▽

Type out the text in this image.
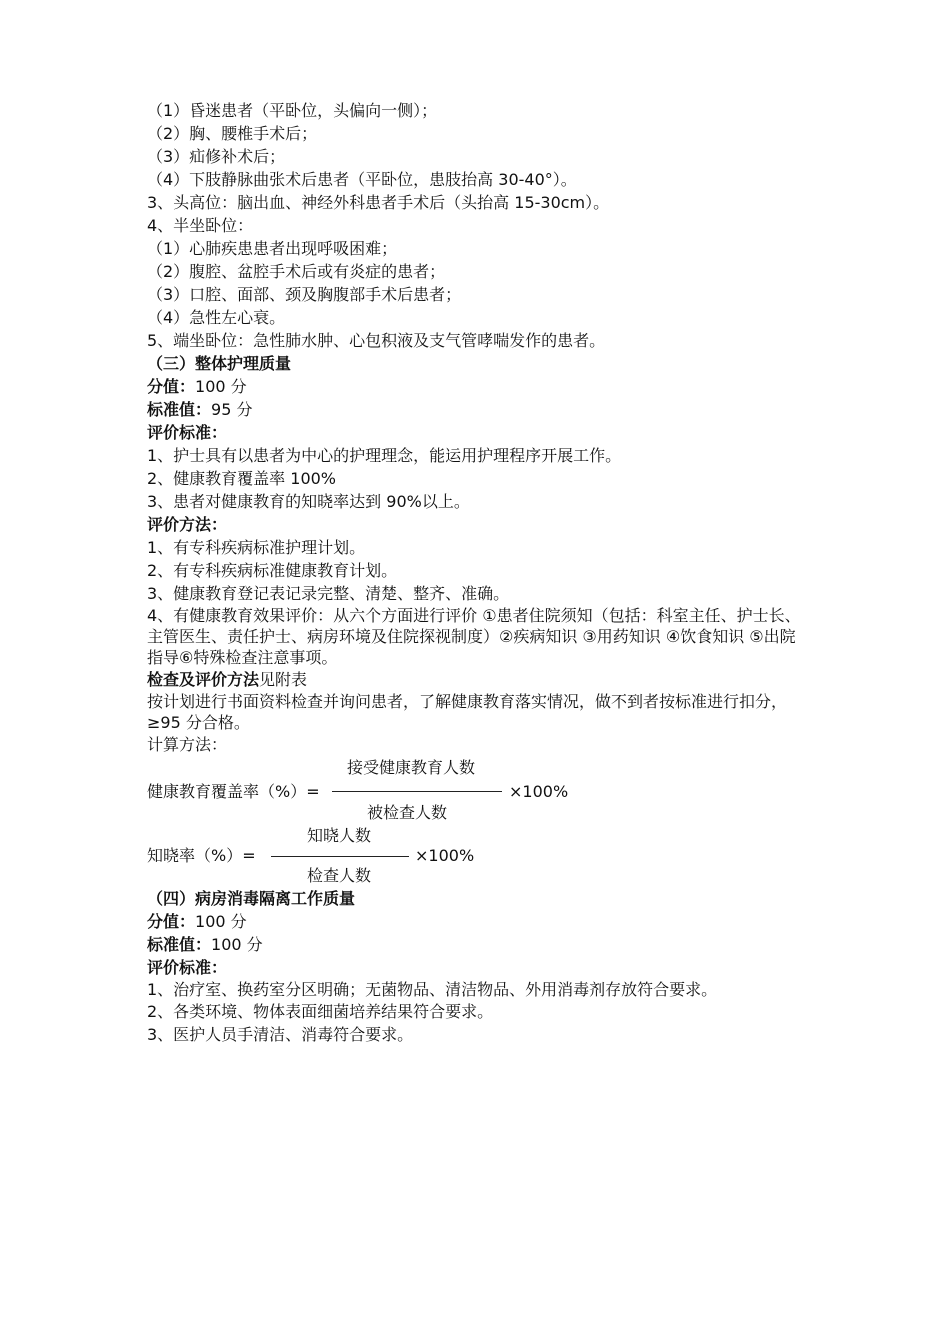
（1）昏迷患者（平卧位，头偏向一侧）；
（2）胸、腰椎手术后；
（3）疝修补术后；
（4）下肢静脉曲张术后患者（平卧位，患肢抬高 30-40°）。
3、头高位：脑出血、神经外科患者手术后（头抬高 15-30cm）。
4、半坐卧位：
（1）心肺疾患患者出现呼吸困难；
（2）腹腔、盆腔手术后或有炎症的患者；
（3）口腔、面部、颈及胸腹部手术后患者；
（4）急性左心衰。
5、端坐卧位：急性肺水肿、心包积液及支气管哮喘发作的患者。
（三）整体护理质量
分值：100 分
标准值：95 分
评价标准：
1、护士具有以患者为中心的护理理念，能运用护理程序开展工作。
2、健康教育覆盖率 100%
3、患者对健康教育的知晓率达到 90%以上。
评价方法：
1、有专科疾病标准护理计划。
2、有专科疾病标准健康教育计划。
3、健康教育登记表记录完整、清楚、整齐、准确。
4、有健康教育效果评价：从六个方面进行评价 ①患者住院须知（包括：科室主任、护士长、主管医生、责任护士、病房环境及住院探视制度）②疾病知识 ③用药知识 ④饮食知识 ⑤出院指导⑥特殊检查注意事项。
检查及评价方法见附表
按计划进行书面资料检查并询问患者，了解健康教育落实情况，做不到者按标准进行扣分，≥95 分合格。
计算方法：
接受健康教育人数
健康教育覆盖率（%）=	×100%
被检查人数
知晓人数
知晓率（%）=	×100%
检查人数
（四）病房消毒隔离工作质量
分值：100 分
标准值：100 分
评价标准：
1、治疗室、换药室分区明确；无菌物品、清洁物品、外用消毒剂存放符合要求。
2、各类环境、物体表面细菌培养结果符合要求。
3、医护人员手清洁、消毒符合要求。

△
▽

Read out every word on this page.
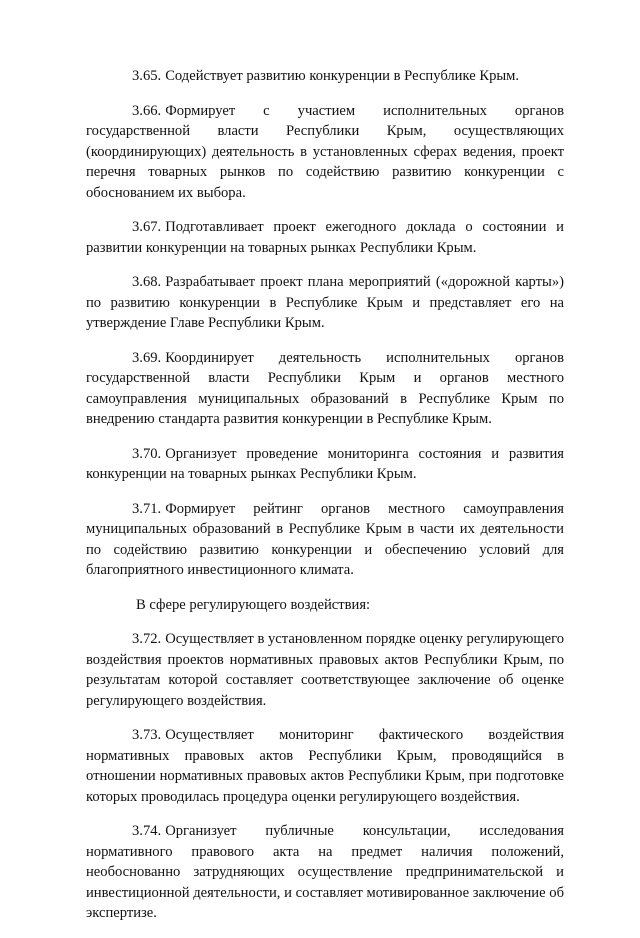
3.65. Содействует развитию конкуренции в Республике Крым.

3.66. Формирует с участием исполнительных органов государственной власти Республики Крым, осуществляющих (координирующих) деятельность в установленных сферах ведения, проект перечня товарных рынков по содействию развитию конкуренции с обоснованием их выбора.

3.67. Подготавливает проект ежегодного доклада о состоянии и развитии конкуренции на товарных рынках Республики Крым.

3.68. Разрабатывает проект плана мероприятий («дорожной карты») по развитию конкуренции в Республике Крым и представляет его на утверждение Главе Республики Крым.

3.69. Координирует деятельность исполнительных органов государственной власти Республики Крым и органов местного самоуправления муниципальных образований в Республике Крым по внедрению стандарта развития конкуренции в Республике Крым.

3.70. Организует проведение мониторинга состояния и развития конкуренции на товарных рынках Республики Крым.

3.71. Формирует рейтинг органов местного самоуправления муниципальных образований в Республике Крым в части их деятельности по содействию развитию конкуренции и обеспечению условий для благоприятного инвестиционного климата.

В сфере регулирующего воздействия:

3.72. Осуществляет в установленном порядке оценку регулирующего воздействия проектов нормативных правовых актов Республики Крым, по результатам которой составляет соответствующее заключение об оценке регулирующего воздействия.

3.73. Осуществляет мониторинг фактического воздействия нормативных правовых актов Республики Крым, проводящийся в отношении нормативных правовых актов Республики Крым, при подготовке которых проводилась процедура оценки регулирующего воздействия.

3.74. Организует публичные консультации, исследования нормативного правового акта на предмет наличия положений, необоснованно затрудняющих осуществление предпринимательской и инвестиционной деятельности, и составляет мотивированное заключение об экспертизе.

△

Copy every line above that includes the string "товарных".

■ **COMPLETED TASK**:
3.66. Формирует с участием исполнительных органов государственной власти Республики Крым, осуществляющих (координирующих) деятельность в установленных сферах ведения, проект перечня товарных рынков по содействию развитию конкуренции с обоснованием их выбора.
3.67. Подготавливает проект ежегодного доклада о состоянии и развитии конкуренции на товарных рынках Республики Крым.
3.70. Организует проведение мониторинга состояния и развития конкуренции на товарных рынках Республики Крым.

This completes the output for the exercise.